Some lines of these records may hold the word "name"; state how many, using only the number.
***** Dataset rows
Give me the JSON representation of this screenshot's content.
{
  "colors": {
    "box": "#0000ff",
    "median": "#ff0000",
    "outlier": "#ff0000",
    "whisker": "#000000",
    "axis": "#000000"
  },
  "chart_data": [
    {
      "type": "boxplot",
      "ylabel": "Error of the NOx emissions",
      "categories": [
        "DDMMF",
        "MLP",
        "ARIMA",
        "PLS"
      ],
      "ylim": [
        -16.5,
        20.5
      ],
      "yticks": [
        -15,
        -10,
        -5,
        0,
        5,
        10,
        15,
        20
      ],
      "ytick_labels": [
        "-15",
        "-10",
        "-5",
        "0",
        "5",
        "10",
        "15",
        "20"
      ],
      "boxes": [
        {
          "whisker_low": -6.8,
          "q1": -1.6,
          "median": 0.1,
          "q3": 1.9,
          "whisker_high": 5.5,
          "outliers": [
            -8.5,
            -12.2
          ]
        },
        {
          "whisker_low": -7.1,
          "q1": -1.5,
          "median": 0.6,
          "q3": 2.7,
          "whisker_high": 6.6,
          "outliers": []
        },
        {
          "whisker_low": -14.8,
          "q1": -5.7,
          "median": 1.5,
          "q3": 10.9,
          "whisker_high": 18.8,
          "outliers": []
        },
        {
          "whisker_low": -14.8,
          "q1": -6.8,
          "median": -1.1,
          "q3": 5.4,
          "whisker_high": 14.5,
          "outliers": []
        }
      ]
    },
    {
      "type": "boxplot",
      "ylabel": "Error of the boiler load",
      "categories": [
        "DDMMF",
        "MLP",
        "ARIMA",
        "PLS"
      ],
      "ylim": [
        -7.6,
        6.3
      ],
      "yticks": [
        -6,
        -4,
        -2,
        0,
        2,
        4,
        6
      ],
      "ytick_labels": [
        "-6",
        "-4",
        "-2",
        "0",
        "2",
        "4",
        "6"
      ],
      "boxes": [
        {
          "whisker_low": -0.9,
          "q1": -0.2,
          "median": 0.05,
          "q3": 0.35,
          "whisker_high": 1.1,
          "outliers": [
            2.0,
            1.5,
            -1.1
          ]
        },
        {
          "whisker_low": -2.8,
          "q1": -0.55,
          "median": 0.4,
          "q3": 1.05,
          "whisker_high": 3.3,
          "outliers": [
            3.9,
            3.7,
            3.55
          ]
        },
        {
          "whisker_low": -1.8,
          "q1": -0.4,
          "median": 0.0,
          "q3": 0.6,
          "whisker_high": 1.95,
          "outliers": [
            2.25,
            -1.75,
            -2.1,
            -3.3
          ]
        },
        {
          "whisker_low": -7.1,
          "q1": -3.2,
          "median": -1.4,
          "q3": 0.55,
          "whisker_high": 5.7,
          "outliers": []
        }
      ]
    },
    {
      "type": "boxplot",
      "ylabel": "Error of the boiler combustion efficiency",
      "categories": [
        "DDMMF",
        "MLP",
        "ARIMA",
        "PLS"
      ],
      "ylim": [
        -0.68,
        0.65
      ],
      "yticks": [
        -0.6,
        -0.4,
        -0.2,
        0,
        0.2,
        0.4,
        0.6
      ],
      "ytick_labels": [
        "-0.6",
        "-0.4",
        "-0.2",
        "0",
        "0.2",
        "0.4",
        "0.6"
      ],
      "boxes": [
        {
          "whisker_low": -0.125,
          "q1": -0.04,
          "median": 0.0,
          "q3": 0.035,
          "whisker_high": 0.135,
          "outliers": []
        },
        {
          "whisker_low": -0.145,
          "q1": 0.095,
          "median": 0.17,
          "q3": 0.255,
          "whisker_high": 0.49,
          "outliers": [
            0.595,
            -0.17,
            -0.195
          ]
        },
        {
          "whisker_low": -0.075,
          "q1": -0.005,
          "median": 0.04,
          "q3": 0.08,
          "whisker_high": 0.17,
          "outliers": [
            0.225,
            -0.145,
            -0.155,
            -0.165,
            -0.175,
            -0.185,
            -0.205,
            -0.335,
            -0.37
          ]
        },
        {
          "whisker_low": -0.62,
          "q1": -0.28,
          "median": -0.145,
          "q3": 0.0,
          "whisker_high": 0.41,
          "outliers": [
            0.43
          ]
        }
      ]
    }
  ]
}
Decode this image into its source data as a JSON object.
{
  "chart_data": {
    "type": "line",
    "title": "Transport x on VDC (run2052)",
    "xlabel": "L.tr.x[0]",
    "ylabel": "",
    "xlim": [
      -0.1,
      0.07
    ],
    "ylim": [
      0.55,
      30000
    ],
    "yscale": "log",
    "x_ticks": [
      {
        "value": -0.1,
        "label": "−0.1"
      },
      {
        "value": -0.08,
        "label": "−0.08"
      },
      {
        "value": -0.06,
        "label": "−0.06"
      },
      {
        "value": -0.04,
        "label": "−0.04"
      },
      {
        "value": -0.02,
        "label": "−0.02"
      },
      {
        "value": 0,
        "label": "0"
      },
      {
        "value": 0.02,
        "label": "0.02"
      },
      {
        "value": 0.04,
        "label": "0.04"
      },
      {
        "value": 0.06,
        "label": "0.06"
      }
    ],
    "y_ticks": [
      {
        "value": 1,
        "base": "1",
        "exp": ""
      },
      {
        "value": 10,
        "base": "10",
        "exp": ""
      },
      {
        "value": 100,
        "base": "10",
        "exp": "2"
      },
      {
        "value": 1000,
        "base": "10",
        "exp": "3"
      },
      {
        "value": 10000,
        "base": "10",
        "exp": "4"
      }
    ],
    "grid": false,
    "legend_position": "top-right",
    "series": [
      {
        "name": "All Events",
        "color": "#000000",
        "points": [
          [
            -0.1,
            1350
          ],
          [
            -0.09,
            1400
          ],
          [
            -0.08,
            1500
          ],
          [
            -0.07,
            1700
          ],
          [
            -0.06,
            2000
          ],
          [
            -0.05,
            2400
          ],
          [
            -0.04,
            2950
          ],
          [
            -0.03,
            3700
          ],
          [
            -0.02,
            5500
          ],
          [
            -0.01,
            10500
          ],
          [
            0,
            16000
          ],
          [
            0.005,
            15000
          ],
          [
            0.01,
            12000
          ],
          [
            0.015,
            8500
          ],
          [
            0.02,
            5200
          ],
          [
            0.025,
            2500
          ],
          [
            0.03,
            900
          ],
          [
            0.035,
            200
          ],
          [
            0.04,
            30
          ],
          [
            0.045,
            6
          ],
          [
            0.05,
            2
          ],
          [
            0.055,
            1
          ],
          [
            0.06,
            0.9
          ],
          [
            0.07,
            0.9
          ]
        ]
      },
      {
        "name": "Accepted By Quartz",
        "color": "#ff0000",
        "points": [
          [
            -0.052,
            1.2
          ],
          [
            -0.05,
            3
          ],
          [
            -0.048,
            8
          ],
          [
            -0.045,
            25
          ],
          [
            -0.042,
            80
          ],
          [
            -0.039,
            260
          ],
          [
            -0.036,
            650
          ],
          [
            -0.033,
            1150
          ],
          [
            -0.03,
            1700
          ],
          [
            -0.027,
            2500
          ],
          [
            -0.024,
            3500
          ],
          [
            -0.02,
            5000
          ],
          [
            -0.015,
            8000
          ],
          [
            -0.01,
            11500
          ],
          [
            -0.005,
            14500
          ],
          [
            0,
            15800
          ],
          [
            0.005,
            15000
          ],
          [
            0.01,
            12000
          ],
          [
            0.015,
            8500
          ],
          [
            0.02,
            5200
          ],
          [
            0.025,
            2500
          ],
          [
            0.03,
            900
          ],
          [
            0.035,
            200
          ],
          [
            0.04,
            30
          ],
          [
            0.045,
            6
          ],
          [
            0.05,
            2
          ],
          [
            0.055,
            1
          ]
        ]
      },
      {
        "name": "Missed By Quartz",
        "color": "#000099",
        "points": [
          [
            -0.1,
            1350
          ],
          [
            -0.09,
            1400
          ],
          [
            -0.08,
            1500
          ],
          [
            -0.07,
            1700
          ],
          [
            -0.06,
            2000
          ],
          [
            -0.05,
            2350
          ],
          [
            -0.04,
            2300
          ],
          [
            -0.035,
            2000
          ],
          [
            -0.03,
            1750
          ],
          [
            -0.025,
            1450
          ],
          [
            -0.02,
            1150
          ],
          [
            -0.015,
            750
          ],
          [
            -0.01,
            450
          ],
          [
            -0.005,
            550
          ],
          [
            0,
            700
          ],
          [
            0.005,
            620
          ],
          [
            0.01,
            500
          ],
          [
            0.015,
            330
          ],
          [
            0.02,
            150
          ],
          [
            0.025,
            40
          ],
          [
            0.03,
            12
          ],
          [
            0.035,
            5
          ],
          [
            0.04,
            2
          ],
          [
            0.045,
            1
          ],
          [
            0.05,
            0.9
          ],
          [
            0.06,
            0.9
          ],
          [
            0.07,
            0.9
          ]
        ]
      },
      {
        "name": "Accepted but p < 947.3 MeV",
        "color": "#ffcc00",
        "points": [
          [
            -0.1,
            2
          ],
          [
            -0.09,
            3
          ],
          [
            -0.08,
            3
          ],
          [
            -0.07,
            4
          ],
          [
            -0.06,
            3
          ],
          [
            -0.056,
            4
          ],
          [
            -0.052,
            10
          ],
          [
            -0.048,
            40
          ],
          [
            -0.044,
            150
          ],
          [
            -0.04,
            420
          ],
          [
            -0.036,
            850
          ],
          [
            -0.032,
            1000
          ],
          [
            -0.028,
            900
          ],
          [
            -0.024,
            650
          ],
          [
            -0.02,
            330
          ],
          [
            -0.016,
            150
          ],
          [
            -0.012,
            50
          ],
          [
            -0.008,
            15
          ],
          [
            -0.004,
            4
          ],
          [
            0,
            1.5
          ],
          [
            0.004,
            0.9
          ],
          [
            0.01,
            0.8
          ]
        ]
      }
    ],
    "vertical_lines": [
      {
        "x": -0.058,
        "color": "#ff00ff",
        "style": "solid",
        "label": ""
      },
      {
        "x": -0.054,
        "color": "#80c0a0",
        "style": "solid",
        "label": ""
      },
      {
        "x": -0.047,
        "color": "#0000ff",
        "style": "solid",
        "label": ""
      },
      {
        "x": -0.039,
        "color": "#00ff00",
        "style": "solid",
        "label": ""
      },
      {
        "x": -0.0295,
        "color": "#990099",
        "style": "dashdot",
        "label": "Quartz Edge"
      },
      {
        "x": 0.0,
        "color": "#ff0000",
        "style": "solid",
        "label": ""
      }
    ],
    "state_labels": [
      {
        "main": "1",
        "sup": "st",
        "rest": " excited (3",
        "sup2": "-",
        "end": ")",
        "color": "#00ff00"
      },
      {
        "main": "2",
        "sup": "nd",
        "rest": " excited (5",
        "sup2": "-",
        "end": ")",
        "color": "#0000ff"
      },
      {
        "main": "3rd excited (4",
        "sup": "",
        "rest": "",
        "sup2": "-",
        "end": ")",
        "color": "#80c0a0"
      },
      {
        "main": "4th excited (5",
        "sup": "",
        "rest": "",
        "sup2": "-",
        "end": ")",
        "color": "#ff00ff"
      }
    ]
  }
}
**********
* Task solution:
4